Problem details: Could you copy every line from the material below in which "判断对错" appears?

Source data:
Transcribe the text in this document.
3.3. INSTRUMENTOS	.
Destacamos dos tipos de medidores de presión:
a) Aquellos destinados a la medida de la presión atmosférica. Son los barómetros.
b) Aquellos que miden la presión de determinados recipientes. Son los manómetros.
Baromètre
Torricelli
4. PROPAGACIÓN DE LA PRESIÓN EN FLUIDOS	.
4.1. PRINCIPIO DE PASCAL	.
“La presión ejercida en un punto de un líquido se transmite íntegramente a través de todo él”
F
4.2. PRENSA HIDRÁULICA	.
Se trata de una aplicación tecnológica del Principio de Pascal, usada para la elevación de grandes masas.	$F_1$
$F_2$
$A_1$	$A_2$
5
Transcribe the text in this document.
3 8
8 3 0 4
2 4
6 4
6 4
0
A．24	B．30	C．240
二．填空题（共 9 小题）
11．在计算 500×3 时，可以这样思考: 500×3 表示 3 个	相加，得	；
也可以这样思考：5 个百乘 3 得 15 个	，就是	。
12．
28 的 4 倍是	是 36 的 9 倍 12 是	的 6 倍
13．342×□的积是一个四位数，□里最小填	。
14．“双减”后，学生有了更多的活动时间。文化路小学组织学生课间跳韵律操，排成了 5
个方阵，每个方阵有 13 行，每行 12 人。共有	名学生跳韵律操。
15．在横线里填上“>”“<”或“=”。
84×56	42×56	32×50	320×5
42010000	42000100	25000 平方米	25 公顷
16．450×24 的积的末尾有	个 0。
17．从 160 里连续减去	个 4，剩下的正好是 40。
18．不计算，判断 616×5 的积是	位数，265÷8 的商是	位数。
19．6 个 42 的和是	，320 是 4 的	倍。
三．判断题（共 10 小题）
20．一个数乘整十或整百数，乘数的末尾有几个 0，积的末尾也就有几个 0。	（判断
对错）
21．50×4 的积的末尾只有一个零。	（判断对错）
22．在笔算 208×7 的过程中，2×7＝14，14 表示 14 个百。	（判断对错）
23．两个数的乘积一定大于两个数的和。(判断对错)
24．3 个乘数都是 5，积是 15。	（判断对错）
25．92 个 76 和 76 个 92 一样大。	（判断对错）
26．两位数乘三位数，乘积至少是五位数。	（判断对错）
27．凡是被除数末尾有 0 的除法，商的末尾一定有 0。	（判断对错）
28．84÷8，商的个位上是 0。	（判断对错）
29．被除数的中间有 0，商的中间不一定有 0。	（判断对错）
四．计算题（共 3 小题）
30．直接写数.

The result:
21．50×4 的积的末尾只有一个零。	（判断对错）
22．在笔算 208×7 的过程中，2×7＝14，14 表示 14 个百。	（判断对错）
23．两个数的乘积一定大于两个数的和。(判断对错)
24．3 个乘数都是 5，积是 15。	（判断对错）
25．92 个 76 和 76 个 92 一样大。	（判断对错）
26．两位数乘三位数，乘积至少是五位数。	（判断对错）
27．凡是被除数末尾有 0 的除法，商的末尾一定有 0。	（判断对错）
28．84÷8，商的个位上是 0。	（判断对错）
29．被除数的中间有 0，商的中间不一定有 0。	（判断对错）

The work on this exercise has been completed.